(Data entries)
───

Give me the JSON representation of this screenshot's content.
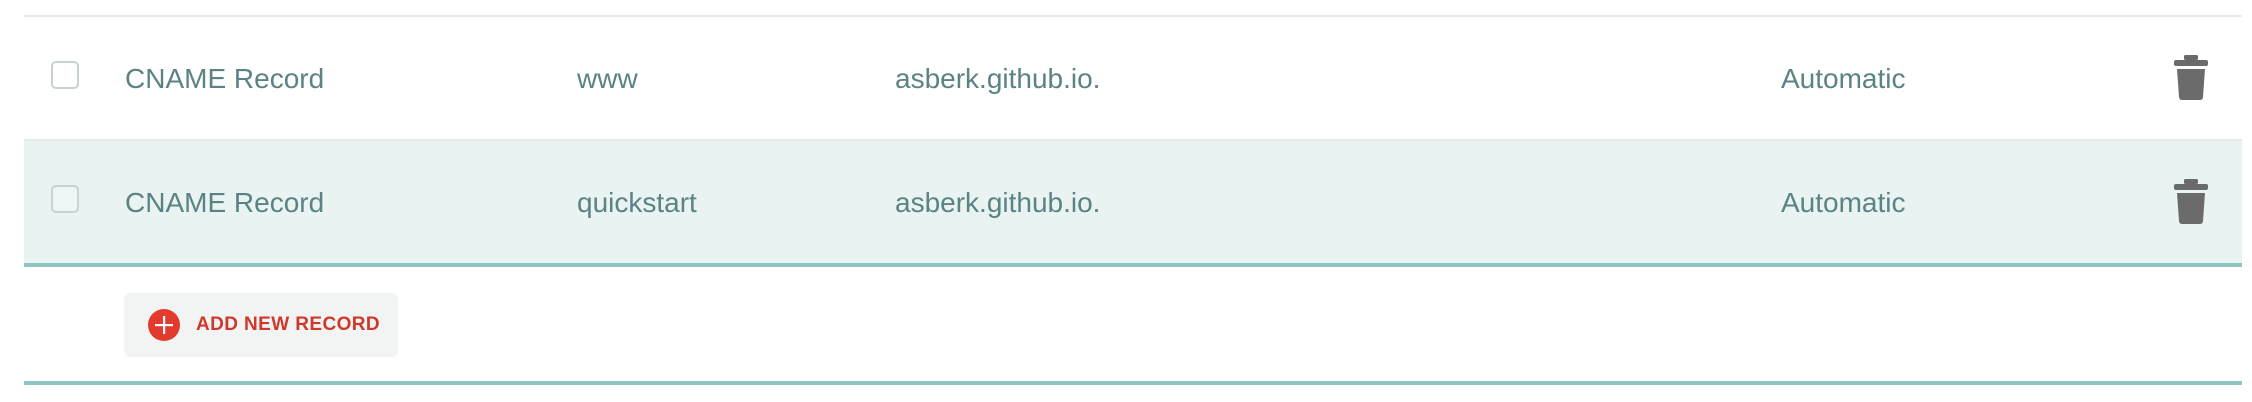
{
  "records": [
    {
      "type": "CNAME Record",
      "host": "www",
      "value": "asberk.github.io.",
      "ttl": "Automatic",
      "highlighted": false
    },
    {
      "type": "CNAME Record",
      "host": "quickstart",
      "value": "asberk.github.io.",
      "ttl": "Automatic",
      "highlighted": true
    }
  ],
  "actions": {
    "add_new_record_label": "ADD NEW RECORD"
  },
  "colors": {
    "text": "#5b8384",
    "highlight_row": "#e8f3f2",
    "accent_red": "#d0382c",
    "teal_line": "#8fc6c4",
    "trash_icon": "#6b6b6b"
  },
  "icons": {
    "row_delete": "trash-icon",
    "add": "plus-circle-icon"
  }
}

───

#### [What the task asks]
Leave out the pictures and transcribe everything else exactly.

#### [Result below]
Give me the JSON representation of this screenshot's content.
{
  "records": [
    {
      "type": "CNAME Record",
      "host": "www",
      "value": "asberk.github.io.",
      "ttl": "Automatic",
      "highlighted": false
    },
    {
      "type": "CNAME Record",
      "host": "quickstart",
      "value": "asberk.github.io.",
      "ttl": "Automatic",
      "highlighted": true
    }
  ],
  "actions": {
    "add_new_record_label": "ADD NEW RECORD"
  },
  "colors": {
    "text": "#5b8384",
    "highlight_row": "#e8f3f2",
    "accent_red": "#d0382c",
    "teal_line": "#8fc6c4",
    "trash_icon": "#6b6b6b"
  },
  "icons": {
    "row_delete": "trash-icon",
    "add": "plus-circle-icon"
  }
}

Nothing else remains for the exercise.